Copy every line of the listing that holds the string "inte".

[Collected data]
■ ■ ■ ■

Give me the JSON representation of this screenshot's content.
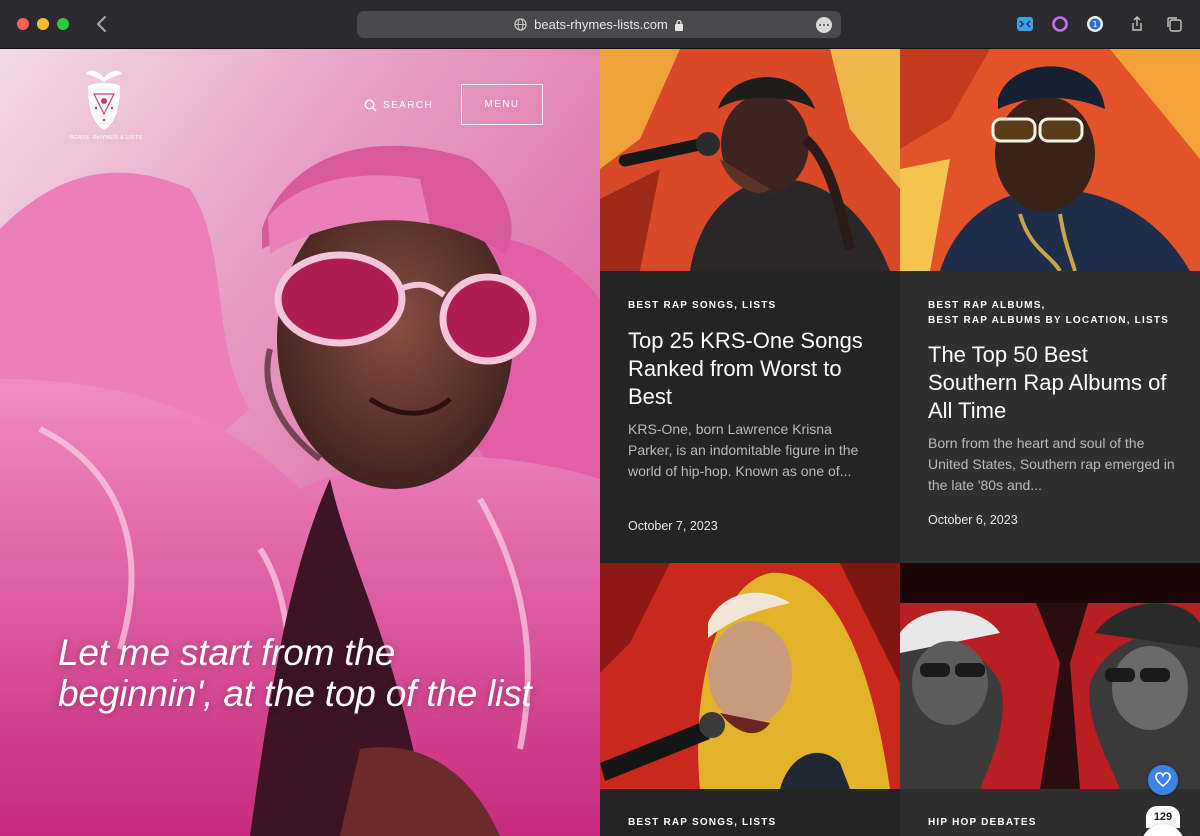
{
  "browser": {
    "url": "beats-rhymes-lists.com",
    "icons": [
      "back-icon",
      "globe-icon",
      "lock-icon",
      "more-icon",
      "extension-mask-icon",
      "extension-ring-icon",
      "extension-one-icon",
      "share-icon",
      "tabs-icon"
    ]
  },
  "site": {
    "logo_text": "BEATS, RHYMES & LISTS",
    "search_label": "SEARCH",
    "menu_label": "MENU",
    "hero_quote": "Let me start from the beginnin', at the top of the list"
  },
  "cards": [
    {
      "categories": "BEST RAP SONGS, LISTS",
      "title": "Top 25 KRS-One Songs Ranked from Worst to Best",
      "excerpt": "KRS-One, born Lawrence Krisna Parker, is an indomitable figure in the world of hip-hop. Known as one of...",
      "date": "October 7, 2023"
    },
    {
      "categories_line1": "BEST RAP ALBUMS,",
      "categories_line2": "BEST RAP ALBUMS BY LOCATION, LISTS",
      "title": "The Top 50 Best Southern Rap Albums of All Time",
      "excerpt": "Born from the heart and soul of the United States, Southern rap emerged in the late '80s and...",
      "date": "October 6, 2023"
    },
    {
      "categories": "BEST RAP SONGS, LISTS"
    },
    {
      "categories": "HIP HOP DEBATES"
    }
  ],
  "share": {
    "count": "129"
  },
  "colors": {
    "hero_pink": "#e0479a",
    "card_dark": "#242424",
    "card_mid": "#2f2f2f",
    "accent_blue": "#3a86e6"
  }
}
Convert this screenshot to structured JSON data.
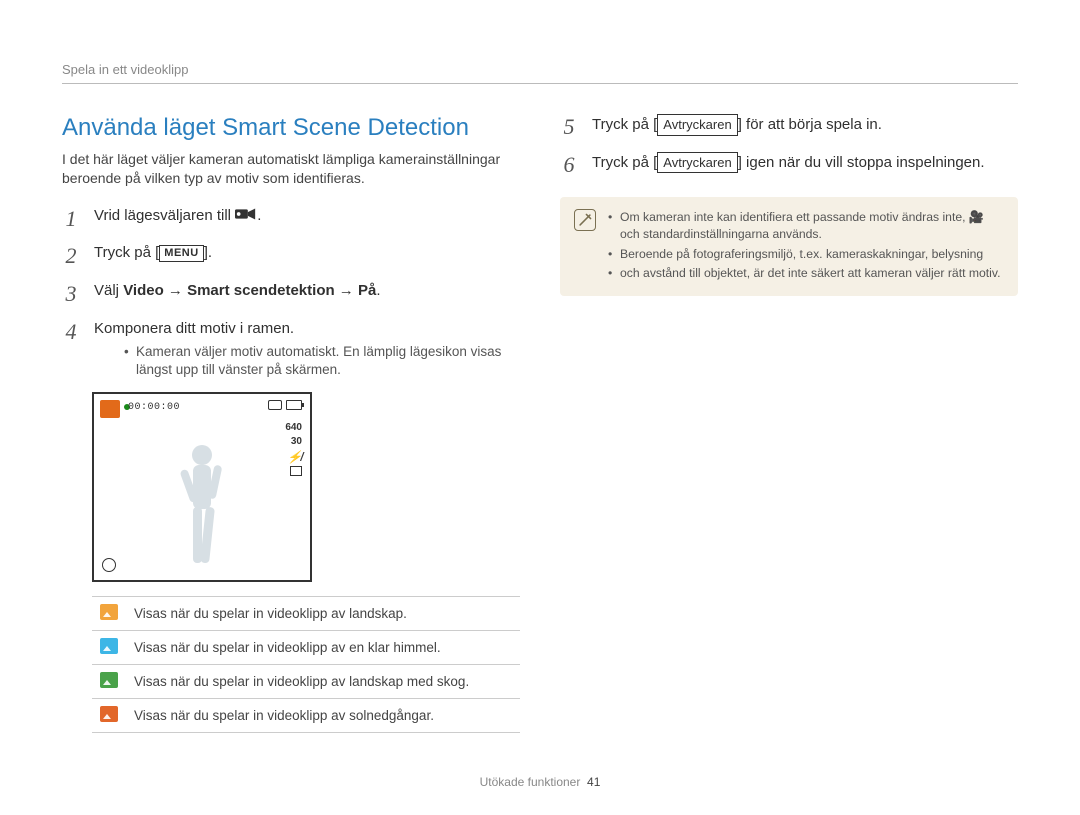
{
  "breadcrumb": "Spela in ett videoklipp",
  "section_title": "Använda läget Smart Scene Detection",
  "intro": "I det här läget väljer kameran automatiskt lämpliga kamerainställningar beroende på vilken typ av motiv som identifieras.",
  "left_steps": {
    "s1": {
      "num": "1",
      "text": "Vrid lägesväljaren till "
    },
    "s2": {
      "num": "2",
      "text_pre": "Tryck på [",
      "menu": "MENU",
      "text_post": "]."
    },
    "s3": {
      "num": "3",
      "text_pre": "Välj ",
      "bold": "Video → Smart scendetektion → På",
      "text_post": "."
    },
    "s4": {
      "num": "4",
      "text": "Komponera ditt motiv i ramen.",
      "bullet": "Kameran väljer motiv automatiskt. En lämplig lägesikon visas längst upp till vänster på skärmen."
    }
  },
  "display": {
    "time": "00:00:00",
    "res": "640",
    "fps": "30"
  },
  "icon_rows": [
    {
      "type": "landscape",
      "text": "Visas när du spelar in videoklipp av landskap."
    },
    {
      "type": "sky",
      "text": "Visas när du spelar in videoklipp av en klar himmel."
    },
    {
      "type": "forest",
      "text": "Visas när du spelar in videoklipp av landskap med skog."
    },
    {
      "type": "sunset",
      "text": "Visas när du spelar in videoklipp av solnedgångar."
    }
  ],
  "right_steps": {
    "s5": {
      "num": "5",
      "pre": "Tryck på [",
      "box": "Avtryckaren",
      "post": "] för att börja spela in."
    },
    "s6": {
      "num": "6",
      "pre": "Tryck på [",
      "box": "Avtryckaren",
      "post": "] igen när du vill stoppa inspelningen."
    }
  },
  "note": {
    "items": [
      "Om kameran inte kan identifiera ett passande motiv ändras inte, 🎥 och standardinställningarna används.",
      "Beroende på fotograferingsmiljö, t.ex. kameraskakningar, belysning",
      "och avstånd till objektet, är det inte säkert att kameran väljer rätt motiv."
    ]
  },
  "footer": {
    "label": "Utökade funktioner",
    "page": "41"
  }
}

■ ■ ■ ■

* EXERCISE OUTPUT *
      "Om kameran inte kan identifiera ett passande motiv ändras inte, 🎥 och standardinställningarna används.",
      "och avstånd till objektet, är det inte säkert att kameran väljer rätt motiv."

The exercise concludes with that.